INSTRUCTIONS TO FOLLOW: Using the records that follow, copy every line containing the word "because".

-- BEGIN --

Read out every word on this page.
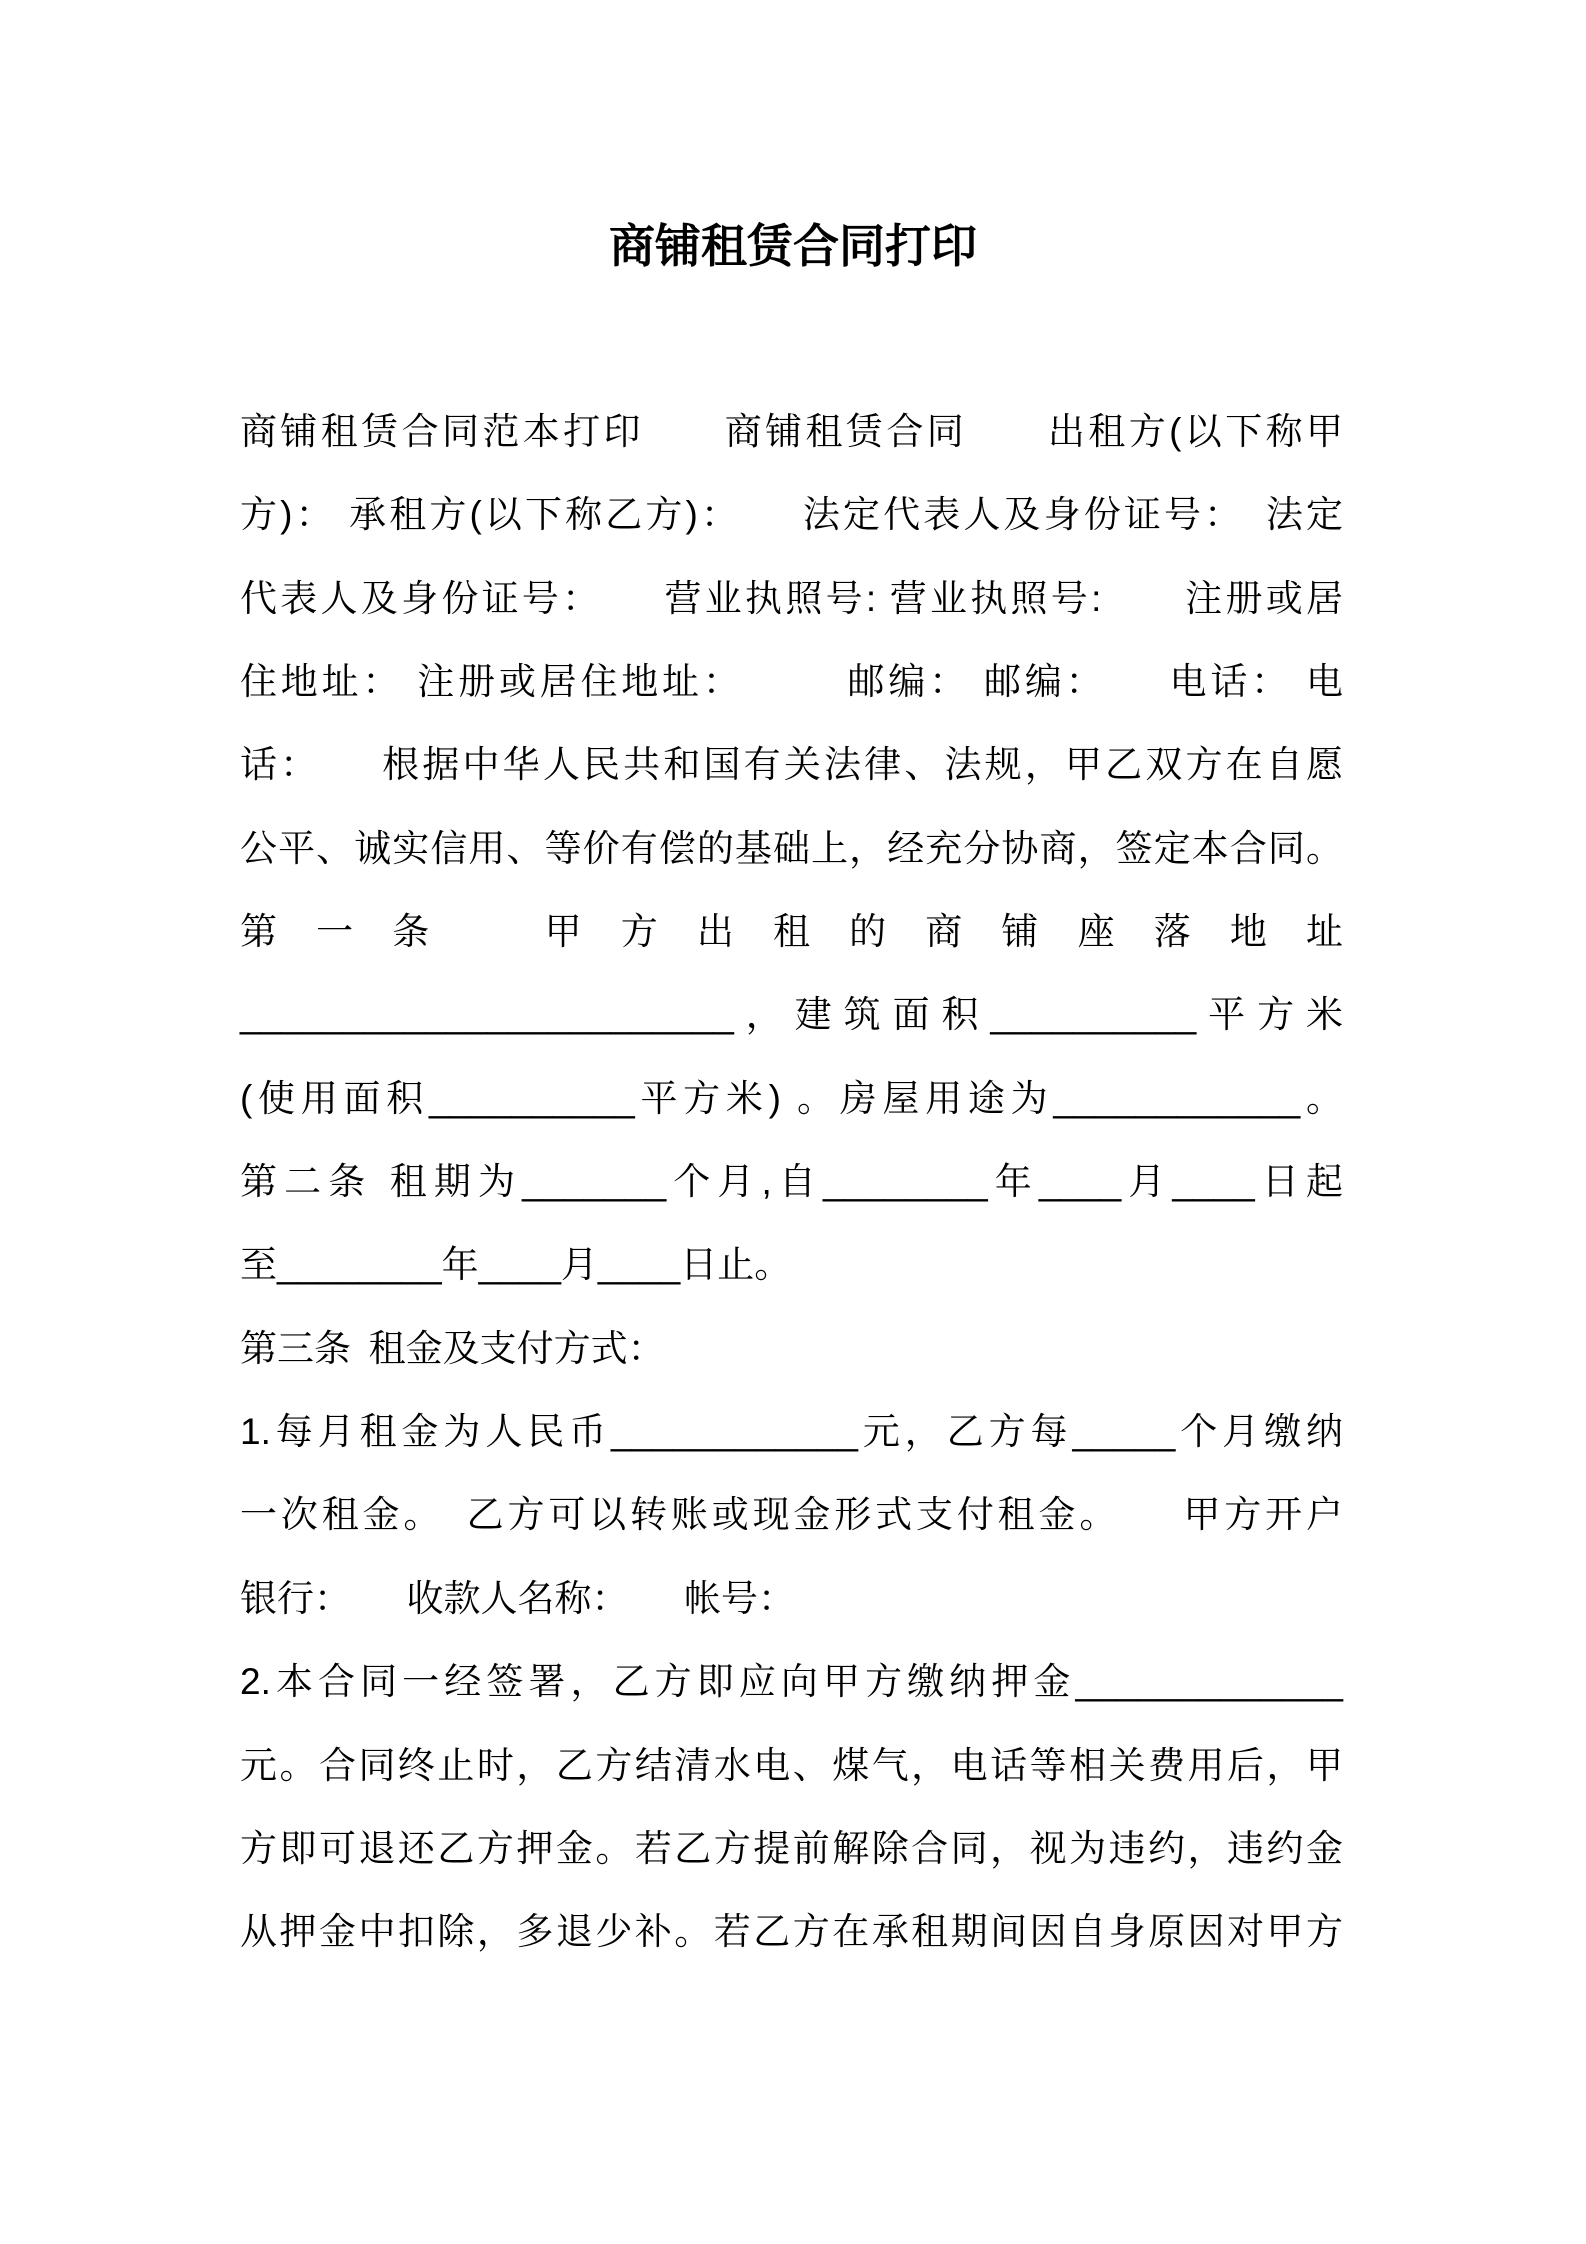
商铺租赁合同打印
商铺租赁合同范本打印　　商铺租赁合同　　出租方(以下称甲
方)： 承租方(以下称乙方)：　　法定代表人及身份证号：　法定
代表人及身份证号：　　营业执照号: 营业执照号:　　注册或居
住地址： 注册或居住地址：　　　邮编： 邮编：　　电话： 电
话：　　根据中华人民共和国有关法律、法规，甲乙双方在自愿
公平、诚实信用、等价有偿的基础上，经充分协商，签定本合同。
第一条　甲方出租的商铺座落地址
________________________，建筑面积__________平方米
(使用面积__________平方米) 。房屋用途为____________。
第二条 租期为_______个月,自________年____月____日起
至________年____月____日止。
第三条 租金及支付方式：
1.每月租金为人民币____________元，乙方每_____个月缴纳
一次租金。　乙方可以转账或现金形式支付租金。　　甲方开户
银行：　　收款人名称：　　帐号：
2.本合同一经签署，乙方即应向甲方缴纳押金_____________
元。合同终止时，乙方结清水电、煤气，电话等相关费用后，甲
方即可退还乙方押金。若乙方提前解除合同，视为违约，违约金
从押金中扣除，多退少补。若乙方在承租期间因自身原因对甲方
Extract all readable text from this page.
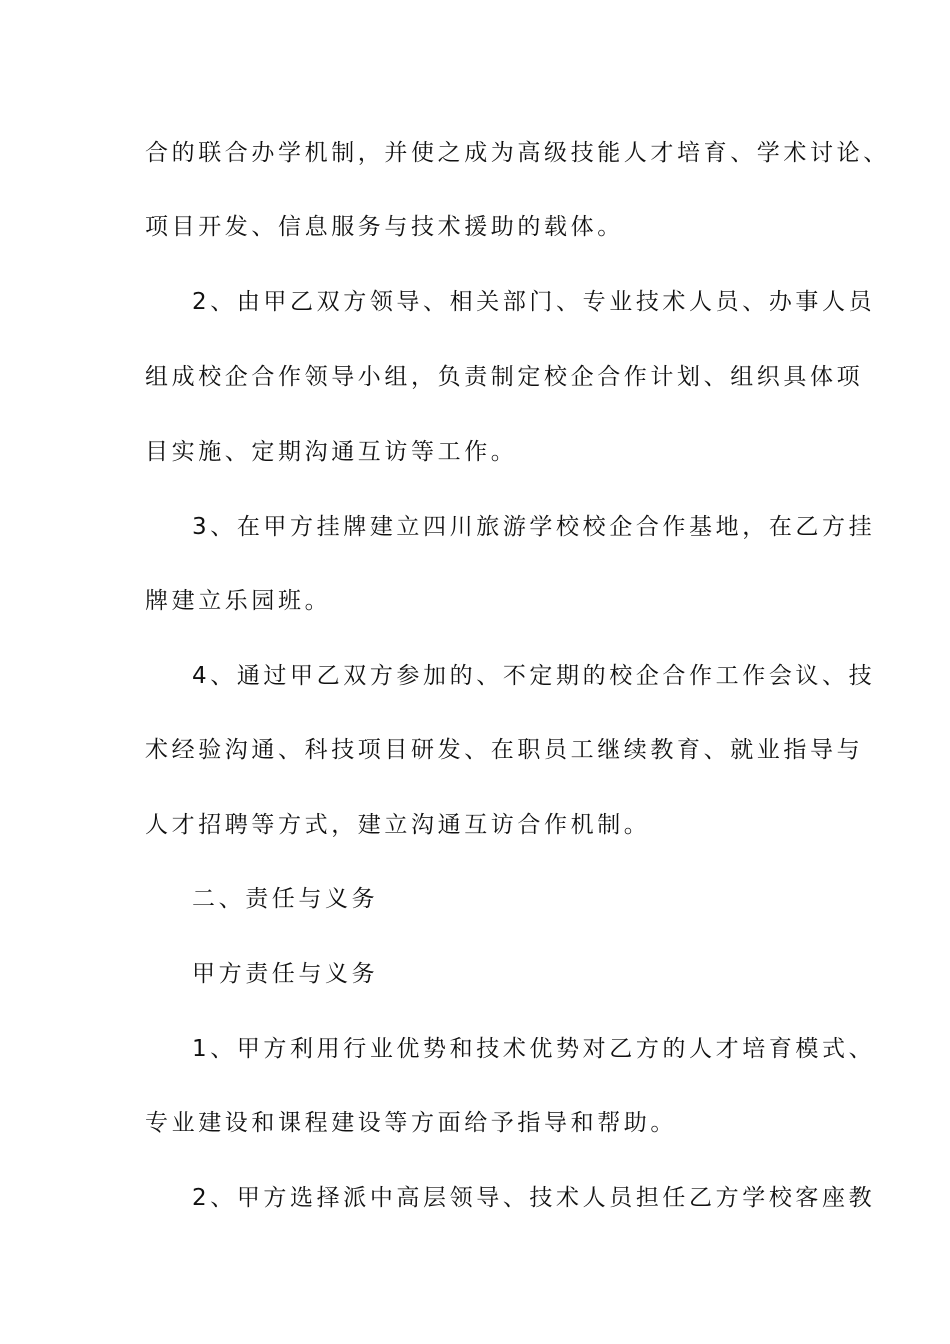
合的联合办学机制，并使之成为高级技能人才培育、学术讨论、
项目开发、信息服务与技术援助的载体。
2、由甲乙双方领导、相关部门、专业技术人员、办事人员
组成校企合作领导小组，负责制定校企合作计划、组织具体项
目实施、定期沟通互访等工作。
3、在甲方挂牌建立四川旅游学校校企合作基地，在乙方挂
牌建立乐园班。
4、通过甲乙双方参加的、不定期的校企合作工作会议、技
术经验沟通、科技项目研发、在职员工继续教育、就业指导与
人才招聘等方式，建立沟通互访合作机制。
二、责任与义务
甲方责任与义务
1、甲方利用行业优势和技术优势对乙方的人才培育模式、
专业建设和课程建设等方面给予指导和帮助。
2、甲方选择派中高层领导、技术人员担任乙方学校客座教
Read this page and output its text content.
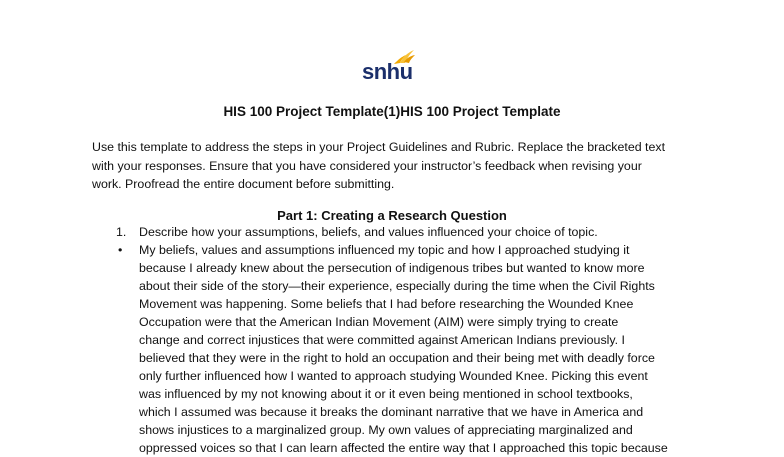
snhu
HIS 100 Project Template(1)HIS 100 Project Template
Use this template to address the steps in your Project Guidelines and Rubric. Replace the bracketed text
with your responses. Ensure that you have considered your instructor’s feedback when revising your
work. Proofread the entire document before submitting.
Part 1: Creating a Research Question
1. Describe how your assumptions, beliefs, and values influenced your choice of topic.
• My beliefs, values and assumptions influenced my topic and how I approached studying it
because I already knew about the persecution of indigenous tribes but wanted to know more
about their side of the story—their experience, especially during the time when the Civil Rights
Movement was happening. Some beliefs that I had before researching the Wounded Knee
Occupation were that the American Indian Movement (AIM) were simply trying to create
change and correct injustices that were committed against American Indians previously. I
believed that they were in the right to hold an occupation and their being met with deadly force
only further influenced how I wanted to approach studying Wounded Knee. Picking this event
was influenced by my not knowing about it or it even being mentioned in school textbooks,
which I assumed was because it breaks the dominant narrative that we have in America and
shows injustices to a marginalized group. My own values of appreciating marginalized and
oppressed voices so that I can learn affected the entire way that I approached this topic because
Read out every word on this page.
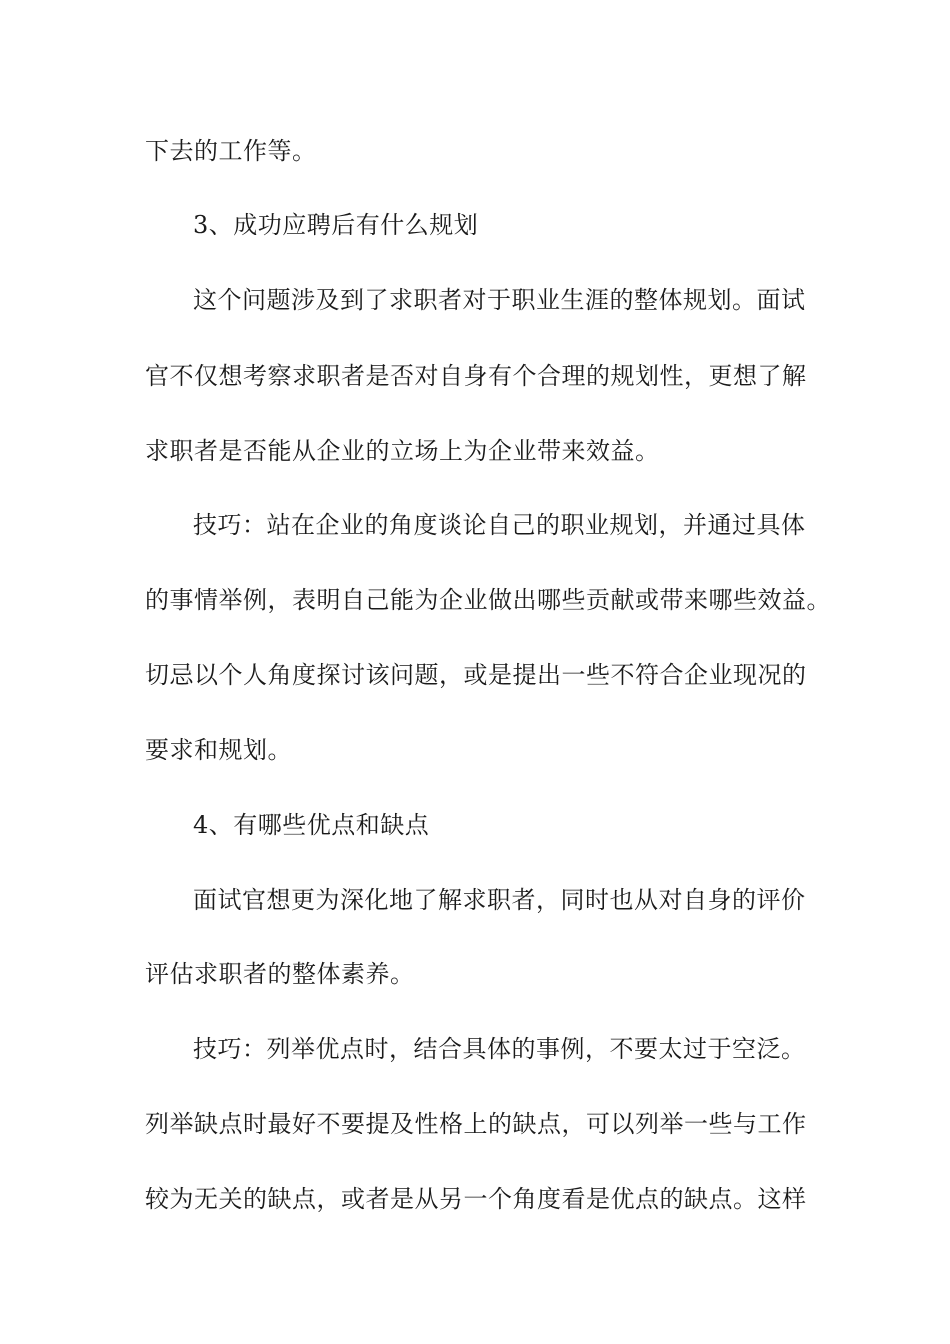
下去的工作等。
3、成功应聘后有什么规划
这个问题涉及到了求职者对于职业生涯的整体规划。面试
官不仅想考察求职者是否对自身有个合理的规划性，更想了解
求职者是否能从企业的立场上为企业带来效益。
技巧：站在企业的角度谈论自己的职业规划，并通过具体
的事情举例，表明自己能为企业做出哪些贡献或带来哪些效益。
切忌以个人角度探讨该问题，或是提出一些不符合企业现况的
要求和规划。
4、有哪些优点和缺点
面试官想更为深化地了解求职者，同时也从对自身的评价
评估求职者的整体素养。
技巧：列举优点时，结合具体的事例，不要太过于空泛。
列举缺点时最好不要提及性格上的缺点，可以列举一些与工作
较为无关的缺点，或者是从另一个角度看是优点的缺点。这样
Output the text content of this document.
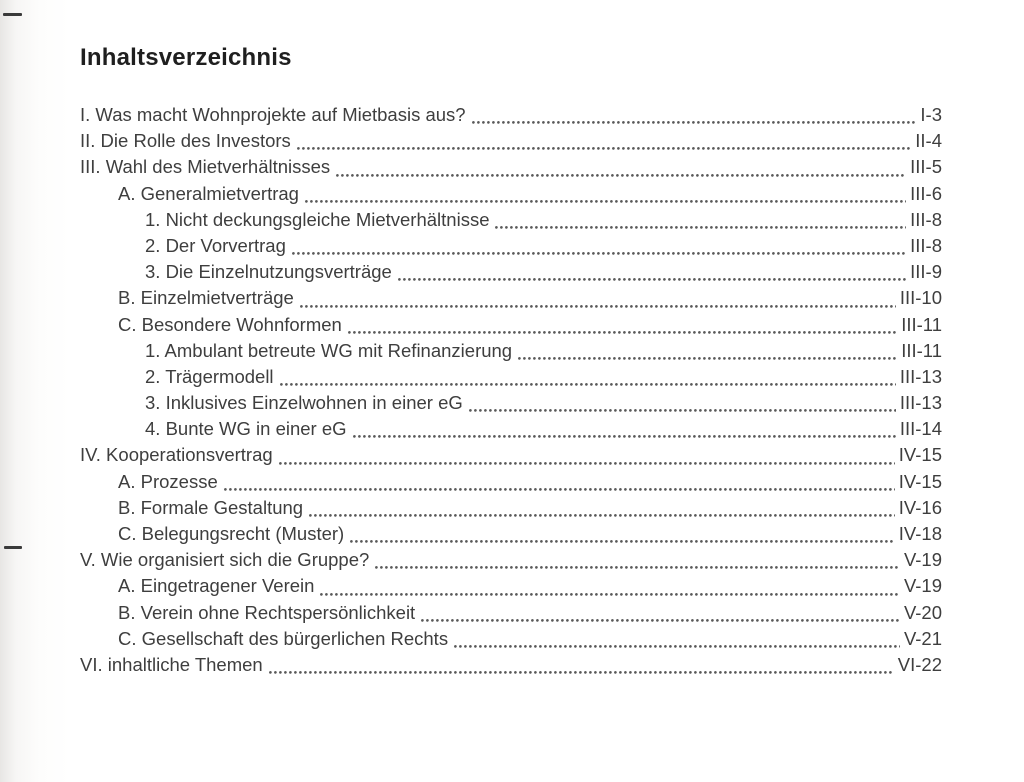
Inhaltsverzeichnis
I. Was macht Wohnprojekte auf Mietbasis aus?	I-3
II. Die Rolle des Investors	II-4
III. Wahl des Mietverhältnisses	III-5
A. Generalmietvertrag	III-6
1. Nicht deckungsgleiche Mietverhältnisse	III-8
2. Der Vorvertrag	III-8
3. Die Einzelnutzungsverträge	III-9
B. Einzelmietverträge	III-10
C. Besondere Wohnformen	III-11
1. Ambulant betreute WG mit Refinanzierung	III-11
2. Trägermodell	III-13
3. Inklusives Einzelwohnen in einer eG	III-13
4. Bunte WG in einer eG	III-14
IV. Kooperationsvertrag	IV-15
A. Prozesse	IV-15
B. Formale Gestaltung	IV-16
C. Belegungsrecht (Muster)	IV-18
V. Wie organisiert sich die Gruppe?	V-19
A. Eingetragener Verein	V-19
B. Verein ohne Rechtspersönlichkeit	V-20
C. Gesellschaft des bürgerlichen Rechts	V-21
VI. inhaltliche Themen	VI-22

-- END --

ANSWER FOR THE TASK:
because I already knew about the persecution of indigenous tribes but wanted to know more
which I assumed was because it breaks the dominant narrative that we have in America and
oppressed voices so that I can learn affected the entire way that I approached this topic because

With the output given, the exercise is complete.